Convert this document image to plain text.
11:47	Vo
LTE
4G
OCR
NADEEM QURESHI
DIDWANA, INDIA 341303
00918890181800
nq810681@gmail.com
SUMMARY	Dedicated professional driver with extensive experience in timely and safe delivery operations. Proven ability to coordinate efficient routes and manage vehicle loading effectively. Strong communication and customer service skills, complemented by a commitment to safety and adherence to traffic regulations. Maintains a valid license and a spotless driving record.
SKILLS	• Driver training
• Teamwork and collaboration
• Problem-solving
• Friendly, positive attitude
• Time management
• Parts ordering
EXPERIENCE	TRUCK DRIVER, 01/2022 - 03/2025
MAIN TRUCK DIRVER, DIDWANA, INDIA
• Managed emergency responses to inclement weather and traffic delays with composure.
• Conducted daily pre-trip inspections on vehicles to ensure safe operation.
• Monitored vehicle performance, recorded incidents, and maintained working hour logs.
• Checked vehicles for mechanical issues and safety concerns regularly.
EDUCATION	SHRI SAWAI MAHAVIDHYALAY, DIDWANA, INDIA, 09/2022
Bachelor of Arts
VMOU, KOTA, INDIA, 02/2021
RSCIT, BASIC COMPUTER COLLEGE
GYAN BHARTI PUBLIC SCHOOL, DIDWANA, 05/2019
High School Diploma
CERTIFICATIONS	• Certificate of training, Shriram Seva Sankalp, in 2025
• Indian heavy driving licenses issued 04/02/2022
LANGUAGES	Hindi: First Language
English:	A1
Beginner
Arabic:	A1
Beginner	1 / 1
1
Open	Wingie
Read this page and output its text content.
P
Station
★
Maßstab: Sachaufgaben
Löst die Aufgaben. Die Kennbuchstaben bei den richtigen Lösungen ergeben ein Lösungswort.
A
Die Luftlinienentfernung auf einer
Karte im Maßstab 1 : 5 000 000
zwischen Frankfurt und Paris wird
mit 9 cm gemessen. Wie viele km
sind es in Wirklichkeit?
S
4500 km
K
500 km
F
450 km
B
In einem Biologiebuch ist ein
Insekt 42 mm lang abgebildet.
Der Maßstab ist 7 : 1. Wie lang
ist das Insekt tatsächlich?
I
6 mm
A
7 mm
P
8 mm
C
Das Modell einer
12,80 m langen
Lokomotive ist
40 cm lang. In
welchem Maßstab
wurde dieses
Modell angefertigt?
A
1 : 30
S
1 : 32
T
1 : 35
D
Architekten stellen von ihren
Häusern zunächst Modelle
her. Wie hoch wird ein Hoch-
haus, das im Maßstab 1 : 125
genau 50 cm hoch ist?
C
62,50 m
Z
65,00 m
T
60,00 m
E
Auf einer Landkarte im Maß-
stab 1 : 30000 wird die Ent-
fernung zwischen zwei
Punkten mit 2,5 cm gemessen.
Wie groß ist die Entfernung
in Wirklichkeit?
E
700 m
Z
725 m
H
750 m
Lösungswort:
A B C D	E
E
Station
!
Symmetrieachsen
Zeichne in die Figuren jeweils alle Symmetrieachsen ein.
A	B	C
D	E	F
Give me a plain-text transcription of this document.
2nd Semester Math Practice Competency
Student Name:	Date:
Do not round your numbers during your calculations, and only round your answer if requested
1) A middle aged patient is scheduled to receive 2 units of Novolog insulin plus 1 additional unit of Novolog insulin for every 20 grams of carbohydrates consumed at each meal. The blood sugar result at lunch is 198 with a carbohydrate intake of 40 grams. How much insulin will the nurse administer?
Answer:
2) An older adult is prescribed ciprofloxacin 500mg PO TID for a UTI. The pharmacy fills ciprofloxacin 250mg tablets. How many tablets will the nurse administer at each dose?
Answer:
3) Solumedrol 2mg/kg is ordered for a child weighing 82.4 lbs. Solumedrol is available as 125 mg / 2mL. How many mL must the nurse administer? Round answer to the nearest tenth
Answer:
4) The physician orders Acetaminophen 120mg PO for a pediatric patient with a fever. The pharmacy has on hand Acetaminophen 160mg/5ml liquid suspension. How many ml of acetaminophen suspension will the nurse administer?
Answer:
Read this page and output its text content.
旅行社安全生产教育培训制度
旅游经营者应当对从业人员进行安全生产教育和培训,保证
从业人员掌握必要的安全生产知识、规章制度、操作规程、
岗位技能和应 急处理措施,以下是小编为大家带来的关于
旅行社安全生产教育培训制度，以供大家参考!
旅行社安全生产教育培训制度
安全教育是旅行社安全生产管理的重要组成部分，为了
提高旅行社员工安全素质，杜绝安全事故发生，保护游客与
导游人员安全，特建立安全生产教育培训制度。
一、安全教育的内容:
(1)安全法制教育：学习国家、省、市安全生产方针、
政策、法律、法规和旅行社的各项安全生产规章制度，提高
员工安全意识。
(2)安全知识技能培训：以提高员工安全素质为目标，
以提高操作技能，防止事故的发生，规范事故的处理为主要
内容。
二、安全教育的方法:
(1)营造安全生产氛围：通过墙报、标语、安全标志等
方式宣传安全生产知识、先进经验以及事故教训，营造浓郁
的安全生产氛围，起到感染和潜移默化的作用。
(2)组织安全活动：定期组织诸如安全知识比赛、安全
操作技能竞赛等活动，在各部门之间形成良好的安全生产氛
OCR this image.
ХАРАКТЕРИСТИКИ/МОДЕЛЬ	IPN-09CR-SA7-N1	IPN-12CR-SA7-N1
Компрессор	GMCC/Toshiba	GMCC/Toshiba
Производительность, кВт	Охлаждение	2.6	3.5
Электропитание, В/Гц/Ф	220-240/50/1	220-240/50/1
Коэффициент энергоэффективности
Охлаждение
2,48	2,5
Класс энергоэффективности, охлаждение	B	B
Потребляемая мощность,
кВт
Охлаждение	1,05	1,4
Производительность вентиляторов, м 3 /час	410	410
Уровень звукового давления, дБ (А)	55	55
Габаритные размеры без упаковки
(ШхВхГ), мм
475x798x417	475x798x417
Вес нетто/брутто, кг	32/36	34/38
---
**Objective**.
Across the entries, how many lines hold the word "DIDWANA"? Say only the number.

**Solution**.
4